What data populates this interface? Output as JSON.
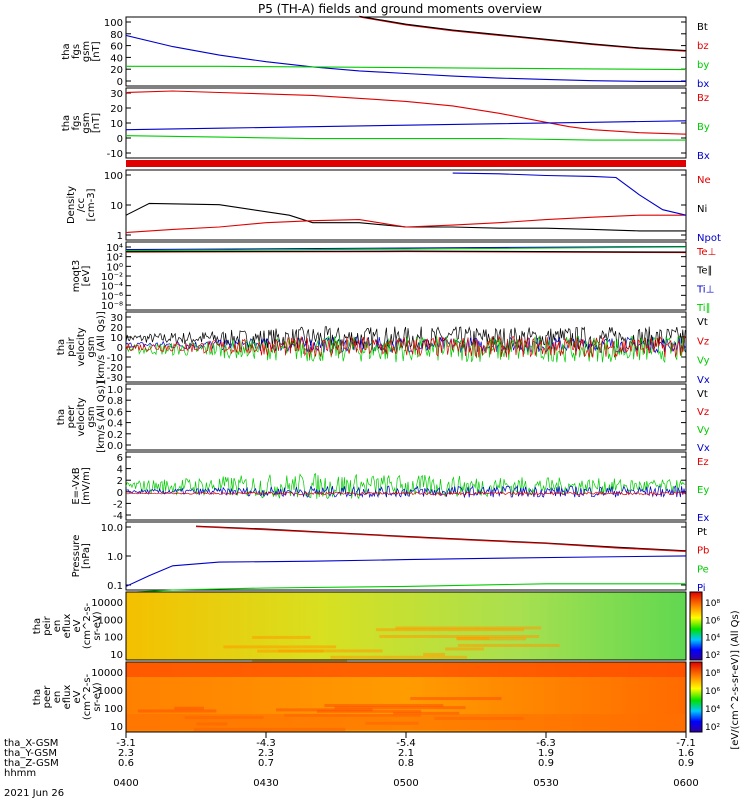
{
  "title": "P5 (TH-A) fields and ground moments overview",
  "colors": {
    "black": "#000000",
    "red": "#e00000",
    "green": "#00cc00",
    "blue": "#0000cc"
  },
  "chart_data": {
    "type": "line",
    "x_time_ticks": [
      "0400",
      "0430",
      "0500",
      "0530",
      "0600"
    ],
    "date": "2021 Jun 26",
    "ephemeris": [
      {
        "label": "tha_X-GSM",
        "values": [
          "-3.1",
          "-4.3",
          "-5.4",
          "-6.3",
          "-7.1"
        ]
      },
      {
        "label": "tha_Y-GSM",
        "values": [
          "2.3",
          "2.3",
          "2.1",
          "1.9",
          "1.6"
        ]
      },
      {
        "label": "tha_Z-GSM",
        "values": [
          "0.6",
          "0.7",
          "0.8",
          "0.9",
          "0.9"
        ]
      },
      {
        "label": "hhmm",
        "values": []
      }
    ],
    "panels": [
      {
        "ylabel": [
          "tha",
          "fgs",
          "gsm",
          "[nT]"
        ],
        "ticks": [
          "100",
          "80",
          "60",
          "40",
          "20",
          "0"
        ],
        "legend": [
          {
            "name": "Bt",
            "color": "#000000"
          },
          {
            "name": "bz",
            "color": "#e00000"
          },
          {
            "name": "by",
            "color": "#00cc00"
          },
          {
            "name": "bx",
            "color": "#0000cc"
          }
        ],
        "ylim": [
          -5,
          100
        ],
        "series": [
          {
            "color": "#0000cc",
            "x": [
              0,
              10,
              20,
              30,
              40,
              50,
              60,
              70,
              80,
              90,
              100,
              110,
              120
            ],
            "y": [
              72,
              55,
              42,
              32,
              24,
              18,
              14,
              10,
              7,
              5,
              3,
              2,
              2
            ]
          },
          {
            "color": "#00cc00",
            "x": [
              0,
              20,
              40,
              60,
              80,
              100,
              120
            ],
            "y": [
              25,
              25,
              24,
              23,
              22,
              21,
              20
            ]
          },
          {
            "color": "#e00000",
            "x": [
              50,
              60,
              70,
              80,
              90,
              100,
              110,
              120
            ],
            "y": [
              100,
              88,
              79,
              72,
              65,
              58,
              52,
              48
            ]
          },
          {
            "color": "#000000",
            "x": [
              50,
              60,
              70,
              80,
              90,
              100,
              110,
              120
            ],
            "y": [
              101,
              89,
              80,
              73,
              66,
              59,
              53,
              49
            ]
          }
        ]
      },
      {
        "ylabel": [
          "tha",
          "fgs",
          "gsm",
          "[nT]"
        ],
        "ticks": [
          "30",
          "20",
          "10",
          "0",
          "-10"
        ],
        "legend": [
          {
            "name": "Bz",
            "color": "#e00000"
          },
          {
            "name": "By",
            "color": "#00cc00"
          },
          {
            "name": "Bx",
            "color": "#0000cc"
          }
        ],
        "ylim": [
          -15,
          32
        ],
        "series": [
          {
            "color": "#e00000",
            "x": [
              0,
              10,
              20,
              40,
              60,
              70,
              80,
              90,
              95,
              100,
              110,
              120
            ],
            "y": [
              29,
              30,
              29,
              27,
              23,
              20,
              15,
              9,
              6,
              4,
              2,
              1
            ]
          },
          {
            "color": "#00cc00",
            "x": [
              0,
              20,
              40,
              60,
              80,
              100,
              120
            ],
            "y": [
              0,
              -1,
              -2,
              -2,
              -2,
              -3,
              -3
            ]
          },
          {
            "color": "#0000cc",
            "x": [
              0,
              20,
              40,
              60,
              80,
              100,
              120
            ],
            "y": [
              4,
              5,
              6,
              7,
              8,
              9,
              10
            ]
          }
        ]
      },
      {
        "ylabel": [
          "Density",
          "/cc",
          "[cm-3]"
        ],
        "ticks": [
          "100",
          "10",
          "1"
        ],
        "legend": [
          {
            "name": "Ne",
            "color": "#e00000"
          },
          {
            "name": "Ni",
            "color": "#000000"
          },
          {
            "name": "Npot",
            "color": "#0000cc"
          }
        ],
        "ylim": [
          0.3,
          200
        ],
        "log": true,
        "series": [
          {
            "color": "#000000",
            "x": [
              0,
              5,
              20,
              35,
              40,
              50,
              60,
              70,
              80,
              90,
              100,
              110,
              120
            ],
            "y": [
              3,
              9,
              8,
              3,
              1.5,
              1.5,
              1,
              1,
              0.9,
              0.9,
              0.8,
              0.7,
              0.7
            ]
          },
          {
            "color": "#e00000",
            "x": [
              0,
              10,
              20,
              30,
              40,
              50,
              60,
              70,
              80,
              90,
              100,
              110,
              120
            ],
            "y": [
              0.6,
              0.8,
              1,
              1.5,
              1.8,
              2,
              1,
              1.2,
              1.5,
              2,
              2.5,
              3,
              3
            ]
          },
          {
            "color": "#0000cc",
            "x": [
              70,
              80,
              90,
              100,
              105,
              110,
              115,
              120
            ],
            "y": [
              150,
              140,
              120,
              110,
              100,
              20,
              5,
              3
            ]
          }
        ]
      },
      {
        "ylabel": [
          "moqt3",
          "[eV]"
        ],
        "ticks": [
          "10⁴",
          "10²",
          "10⁰",
          "10⁻²",
          "10⁻⁴",
          "10⁻⁶",
          "10⁻⁸"
        ],
        "legend": [
          {
            "name": "Te⊥",
            "color": "#e00000"
          },
          {
            "name": "Te∥",
            "color": "#000000"
          },
          {
            "name": "Ti⊥",
            "color": "#0000cc"
          },
          {
            "name": "Ti∥",
            "color": "#00cc00"
          }
        ],
        "ylim": [
          -9,
          4.5
        ],
        "series": [
          {
            "color": "#0000cc",
            "x": [
              0,
              60,
              120
            ],
            "y": [
              3,
              3.3,
              3.6
            ]
          },
          {
            "color": "#00cc00",
            "x": [
              0,
              60,
              120
            ],
            "y": [
              2.8,
              3.1,
              3.5
            ]
          },
          {
            "color": "#e00000",
            "x": [
              0,
              60,
              120
            ],
            "y": [
              2.5,
              2.6,
              2.4
            ]
          },
          {
            "color": "#000000",
            "x": [
              0,
              60,
              120
            ],
            "y": [
              2.6,
              2.7,
              2.5
            ]
          }
        ]
      },
      {
        "ylabel": [
          "tha",
          "peir",
          "velocity",
          "gsm",
          "[km/s (All Qs)]"
        ],
        "ticks": [
          "30",
          "20",
          "10",
          "0",
          "-10",
          "-20",
          "-30"
        ],
        "legend": [
          {
            "name": "Vt",
            "color": "#000000"
          },
          {
            "name": "Vz",
            "color": "#e00000"
          },
          {
            "name": "Vy",
            "color": "#00cc00"
          },
          {
            "name": "Vx",
            "color": "#0000cc"
          }
        ],
        "ylim": [
          -32,
          32
        ],
        "noisy": true,
        "series": [
          {
            "color": "#000000",
            "center": 8,
            "amp": 9
          },
          {
            "color": "#0000cc",
            "center": 2,
            "amp": 6
          },
          {
            "color": "#00cc00",
            "center": -2,
            "amp": 10
          },
          {
            "color": "#e00000",
            "center": 0,
            "amp": 8
          }
        ]
      },
      {
        "ylabel": [
          "tha",
          "peer",
          "velocity",
          "gsm",
          "[km/s (All Qs)]"
        ],
        "ticks": [
          "1.0",
          "0.8",
          "0.6",
          "0.4",
          "0.2",
          "0.0"
        ],
        "legend": [
          {
            "name": "Vt",
            "color": "#000000"
          },
          {
            "name": "Vz",
            "color": "#e00000"
          },
          {
            "name": "Vy",
            "color": "#00cc00"
          },
          {
            "name": "Vx",
            "color": "#0000cc"
          }
        ],
        "ylim": [
          0,
          1
        ],
        "series": []
      },
      {
        "ylabel": [
          "E=-VxB",
          "[mV/m]"
        ],
        "ticks": [
          "6",
          "4",
          "2",
          "0",
          "-2",
          "-4"
        ],
        "legend": [
          {
            "name": "Ez",
            "color": "#e00000"
          },
          {
            "name": "Ey",
            "color": "#00cc00"
          },
          {
            "name": "Ex",
            "color": "#0000cc"
          }
        ],
        "ylim": [
          -4.5,
          7
        ],
        "noisy": true,
        "series": [
          {
            "color": "#00cc00",
            "center": 1.2,
            "amp": 1.5,
            "decay": true
          },
          {
            "color": "#0000cc",
            "center": 0.3,
            "amp": 0.8
          },
          {
            "color": "#e00000",
            "center": 0,
            "amp": 0.2
          }
        ]
      },
      {
        "ylabel": [
          "Pressure",
          "[nPa]"
        ],
        "ticks": [
          "10.0",
          "1.0",
          "0.1"
        ],
        "legend": [
          {
            "name": "Pt",
            "color": "#000000"
          },
          {
            "name": "Pb",
            "color": "#e00000"
          },
          {
            "name": "Pe",
            "color": "#00cc00"
          },
          {
            "name": "Pi",
            "color": "#0000cc"
          }
        ],
        "ylim": [
          0.02,
          40
        ],
        "log": true,
        "series": [
          {
            "color": "#000000",
            "x": [
              15,
              30,
              45,
              60,
              75,
              90,
              105,
              120
            ],
            "y": [
              25,
              18,
              12,
              8,
              5.5,
              3.8,
              2.4,
              1.6
            ]
          },
          {
            "color": "#e00000",
            "x": [
              15,
              30,
              45,
              60,
              75,
              90,
              105,
              120
            ],
            "y": [
              24,
              17,
              11.5,
              7.6,
              5.2,
              3.6,
              2.2,
              1.5
            ]
          },
          {
            "color": "#0000cc",
            "x": [
              0,
              5,
              10,
              20,
              40,
              60,
              80,
              100,
              120
            ],
            "y": [
              0.03,
              0.1,
              0.3,
              0.45,
              0.5,
              0.6,
              0.7,
              0.8,
              0.9
            ]
          },
          {
            "color": "#00cc00",
            "x": [
              0,
              10,
              30,
              60,
              90,
              120
            ],
            "y": [
              0.015,
              0.02,
              0.025,
              0.03,
              0.04,
              0.04
            ]
          }
        ]
      }
    ],
    "spectrograms": [
      {
        "ylabel": [
          "tha",
          "peir",
          "en",
          "eflux",
          "eV",
          "(cm^2-s-",
          "sr-eV)"
        ],
        "ticks": [
          "10000",
          "1000",
          "100",
          "10"
        ],
        "colorbar_ticks": [
          "10⁸",
          "10⁶",
          "10⁴",
          "10²"
        ]
      },
      {
        "ylabel": [
          "tha",
          "peer",
          "en",
          "eflux",
          "eV",
          "(cm^2-s-",
          "sr-eV)"
        ],
        "ticks": [
          "10000",
          "1000",
          "100",
          "10"
        ],
        "colorbar_ticks": [
          "10⁸",
          "10⁶",
          "10⁴",
          "10²"
        ]
      }
    ],
    "colorbar_label": "[eV/(cm^2-s-sr-eV)] (All Qs)"
  }
}
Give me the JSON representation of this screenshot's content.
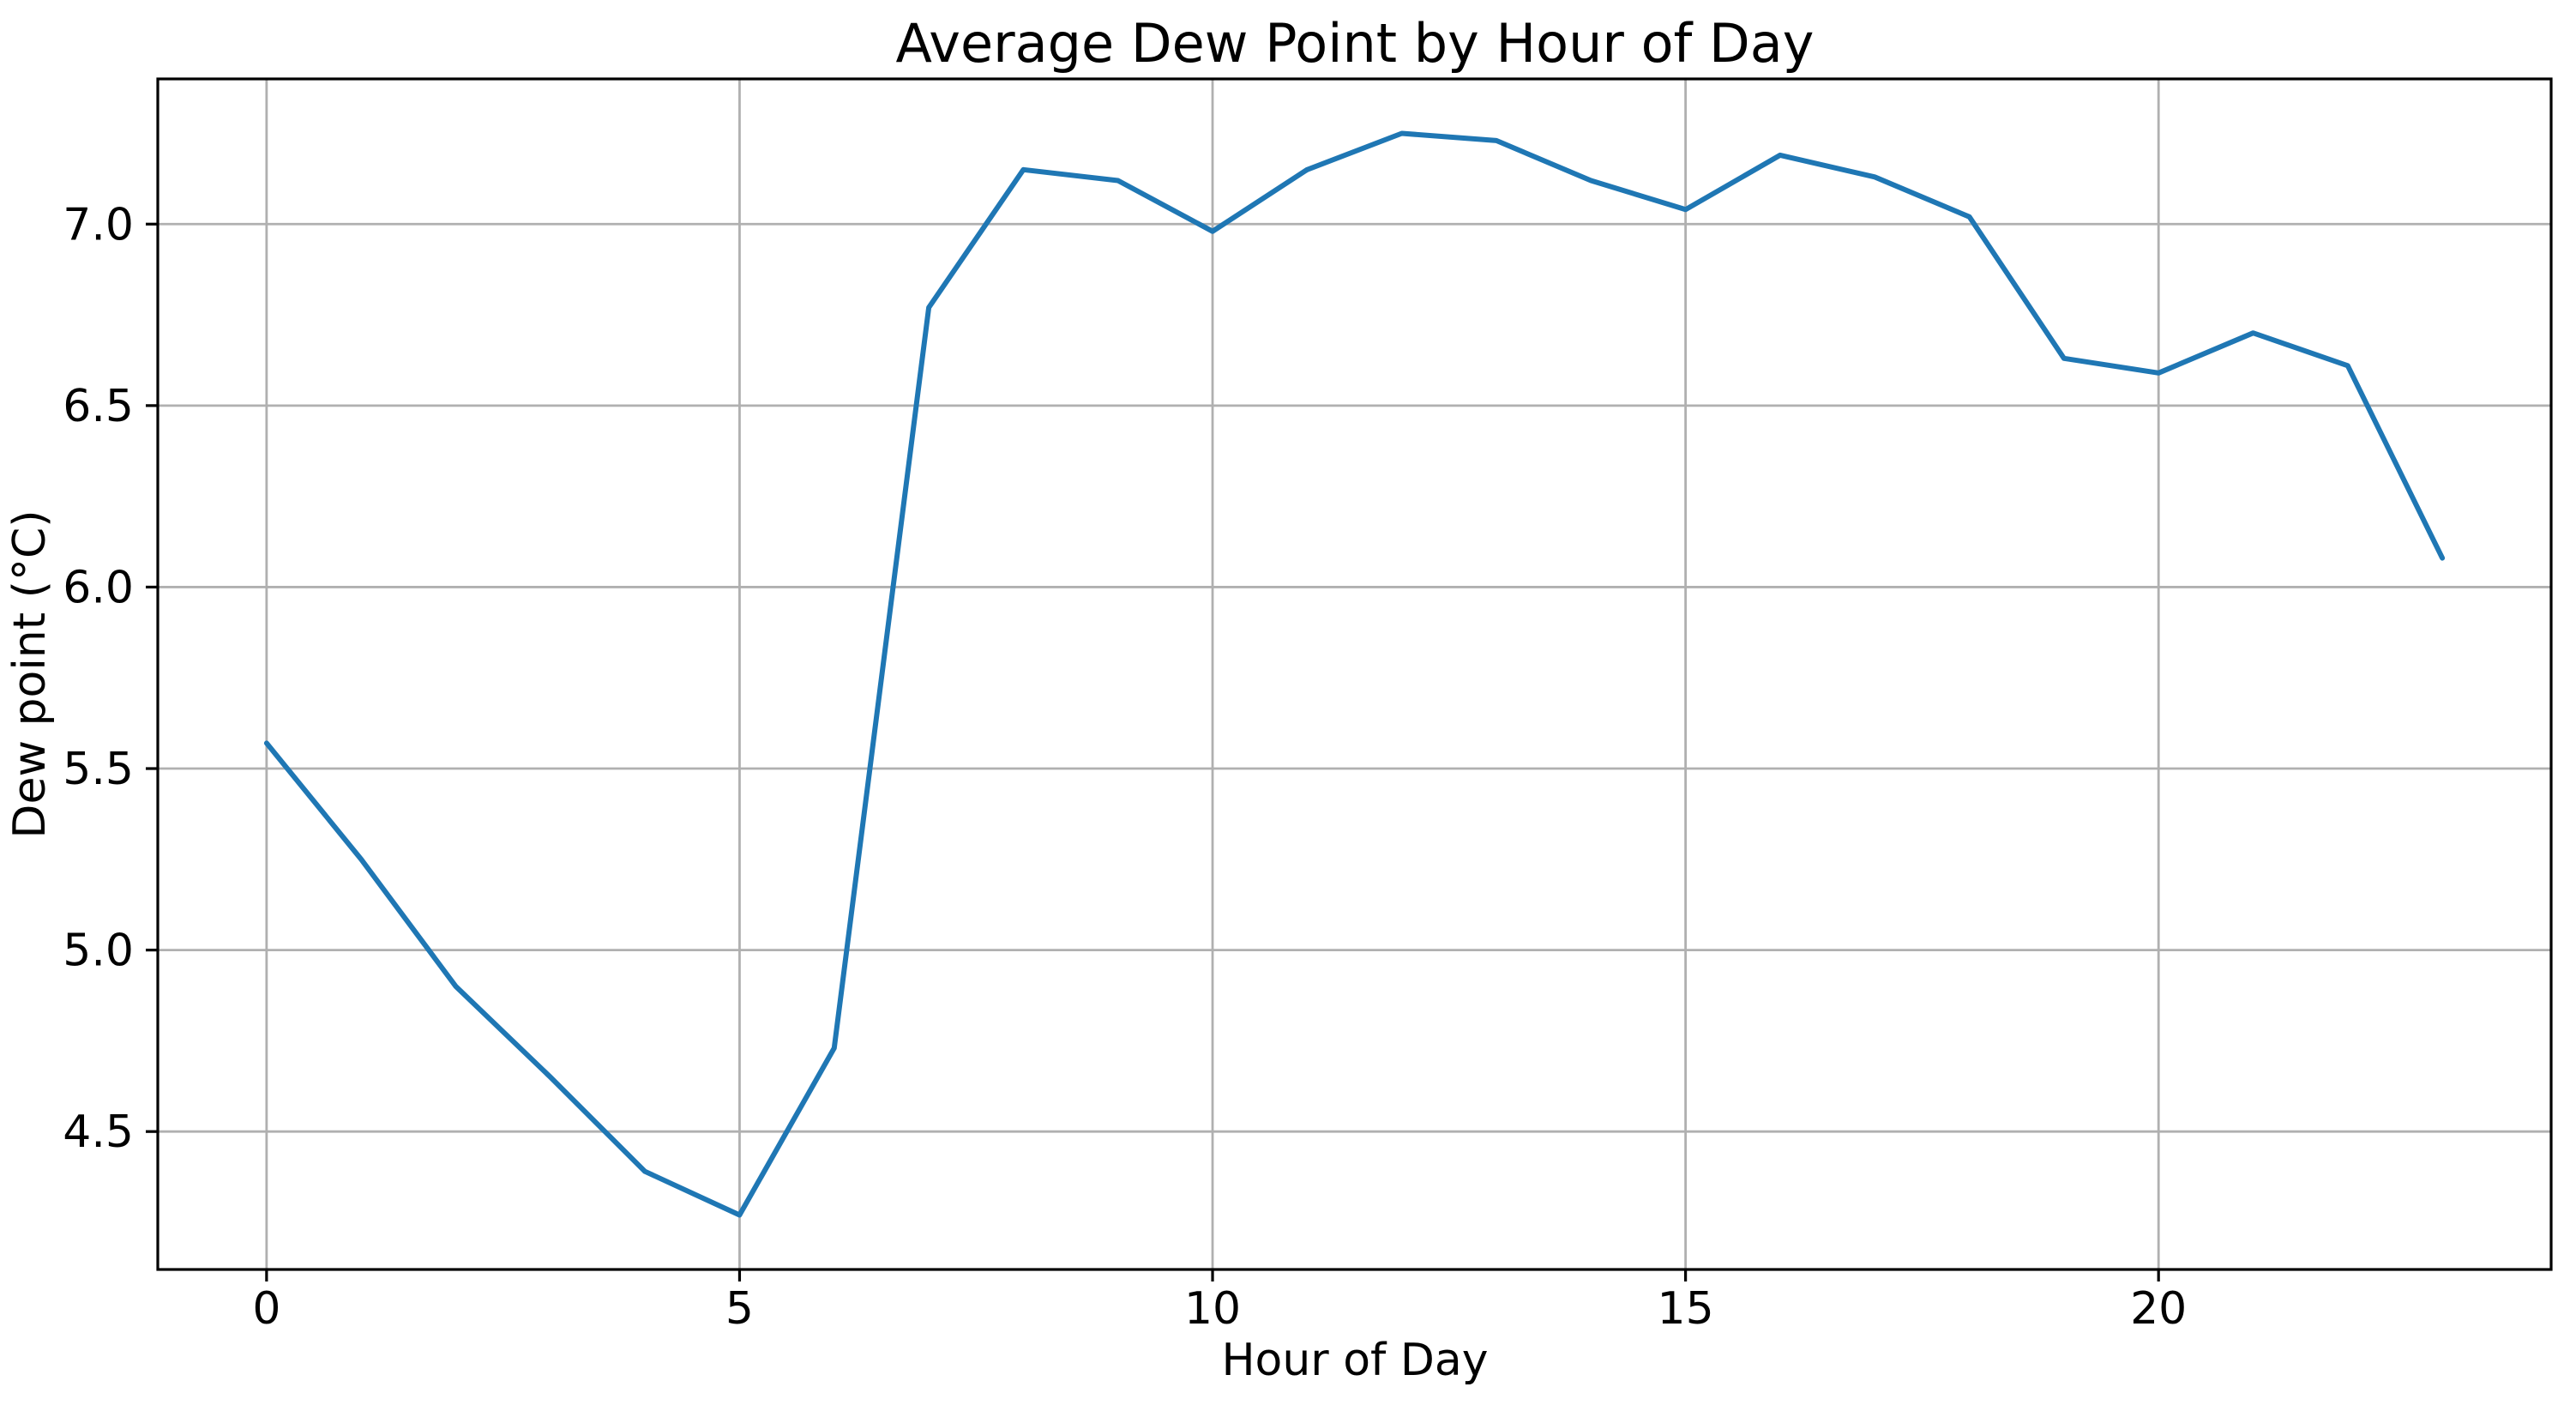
◇ ◇ ◇
• PROBLEM DETAILS:
Copy out every line of the data that includes the word "this".

• CORRECT RESULT:
What data populates this interface? Output as JSON.
Give me the JSON representation of this screenshot's content.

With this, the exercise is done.